- **WHAT THE TASK ASKS**
Take down each entry exactly as written.

** START **

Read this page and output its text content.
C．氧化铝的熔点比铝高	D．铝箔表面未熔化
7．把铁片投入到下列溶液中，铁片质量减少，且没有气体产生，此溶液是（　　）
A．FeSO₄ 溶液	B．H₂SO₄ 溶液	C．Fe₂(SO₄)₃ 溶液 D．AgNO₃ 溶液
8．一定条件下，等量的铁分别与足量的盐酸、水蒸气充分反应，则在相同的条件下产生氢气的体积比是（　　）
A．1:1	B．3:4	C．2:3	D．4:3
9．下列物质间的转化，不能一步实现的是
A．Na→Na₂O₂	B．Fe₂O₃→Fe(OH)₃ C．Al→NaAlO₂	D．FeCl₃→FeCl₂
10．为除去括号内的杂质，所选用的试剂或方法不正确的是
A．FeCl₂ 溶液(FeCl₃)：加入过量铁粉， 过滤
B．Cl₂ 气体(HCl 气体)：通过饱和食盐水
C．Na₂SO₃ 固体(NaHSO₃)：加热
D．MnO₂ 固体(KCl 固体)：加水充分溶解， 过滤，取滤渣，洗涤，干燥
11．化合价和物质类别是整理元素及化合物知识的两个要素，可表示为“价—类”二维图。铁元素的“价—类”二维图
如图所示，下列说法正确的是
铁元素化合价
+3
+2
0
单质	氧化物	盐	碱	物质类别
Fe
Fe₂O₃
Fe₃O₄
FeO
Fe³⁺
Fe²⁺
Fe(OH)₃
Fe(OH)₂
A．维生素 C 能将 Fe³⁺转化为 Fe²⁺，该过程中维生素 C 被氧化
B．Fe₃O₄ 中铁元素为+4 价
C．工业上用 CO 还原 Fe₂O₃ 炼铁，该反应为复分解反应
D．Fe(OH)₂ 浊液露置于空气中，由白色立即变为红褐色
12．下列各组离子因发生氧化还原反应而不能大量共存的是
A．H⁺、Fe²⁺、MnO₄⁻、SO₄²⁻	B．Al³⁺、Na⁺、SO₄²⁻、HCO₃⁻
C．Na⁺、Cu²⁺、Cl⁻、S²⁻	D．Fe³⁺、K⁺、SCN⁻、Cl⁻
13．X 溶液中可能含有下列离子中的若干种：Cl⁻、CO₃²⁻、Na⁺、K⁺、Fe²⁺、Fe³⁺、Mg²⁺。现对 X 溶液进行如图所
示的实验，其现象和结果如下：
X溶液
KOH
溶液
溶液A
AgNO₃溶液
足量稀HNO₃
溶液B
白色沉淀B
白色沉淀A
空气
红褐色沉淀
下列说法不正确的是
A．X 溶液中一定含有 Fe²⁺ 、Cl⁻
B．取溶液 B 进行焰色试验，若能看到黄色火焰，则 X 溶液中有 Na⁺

** END **

- **RESPONSE TO THIS EXERCISE**
Read this page and output its text content.
C．氧化铝的熔点比铝高	D．铝箔表面未熔化
7．把铁片投入到下列溶液中，铁片质量减少，且没有气体产生，此溶液是（　　）
A．FeSO₄ 溶液	B．H₂SO₄ 溶液	C．Fe₂(SO₄)₃ 溶液 D．AgNO₃ 溶液
8．一定条件下，等量的铁分别与足量的盐酸、水蒸气充分反应，则在相同的条件下产生氢气的体积比是（　　）
A．1:1	B．3:4	C．2:3	D．4:3
9．下列物质间的转化，不能一步实现的是
A．Na→Na₂O₂	B．Fe₂O₃→Fe(OH)₃ C．Al→NaAlO₂	D．FeCl₃→FeCl₂
10．为除去括号内的杂质，所选用的试剂或方法不正确的是
A．FeCl₂ 溶液(FeCl₃)：加入过量铁粉， 过滤
B．Cl₂ 气体(HCl 气体)：通过饱和食盐水
C．Na₂SO₃ 固体(NaHSO₃)：加热
D．MnO₂ 固体(KCl 固体)：加水充分溶解， 过滤，取滤渣，洗涤，干燥
11．化合价和物质类别是整理元素及化合物知识的两个要素，可表示为“价—类”二维图。铁元素的“价—类”二维图
如图所示，下列说法正确的是
铁元素化合价
+3
+2
0
单质	氧化物	盐	碱	物质类别
Fe
Fe₂O₃
Fe₃O₄
FeO
Fe³⁺
Fe²⁺
Fe(OH)₃
Fe(OH)₂
A．维生素 C 能将 Fe³⁺转化为 Fe²⁺，该过程中维生素 C 被氧化
B．Fe₃O₄ 中铁元素为+4 价
C．工业上用 CO 还原 Fe₂O₃ 炼铁，该反应为复分解反应
D．Fe(OH)₂ 浊液露置于空气中，由白色立即变为红褐色
12．下列各组离子因发生氧化还原反应而不能大量共存的是
A．H⁺、Fe²⁺、MnO₄⁻、SO₄²⁻	B．Al³⁺、Na⁺、SO₄²⁻、HCO₃⁻
C．Na⁺、Cu²⁺、Cl⁻、S²⁻	D．Fe³⁺、K⁺、SCN⁻、Cl⁻
13．X 溶液中可能含有下列离子中的若干种：Cl⁻、CO₃²⁻、Na⁺、K⁺、Fe²⁺、Fe³⁺、Mg²⁺。现对 X 溶液进行如图所
示的实验，其现象和结果如下：
X溶液
KOH
溶液
溶液A
AgNO₃溶液
足量稀HNO₃
溶液B
白色沉淀B
白色沉淀A
空气
红褐色沉淀
下列说法不正确的是
A．X 溶液中一定含有 Fe²⁺ 、Cl⁻
B．取溶液 B 进行焰色试验，若能看到黄色火焰，则 X 溶液中有 Na⁺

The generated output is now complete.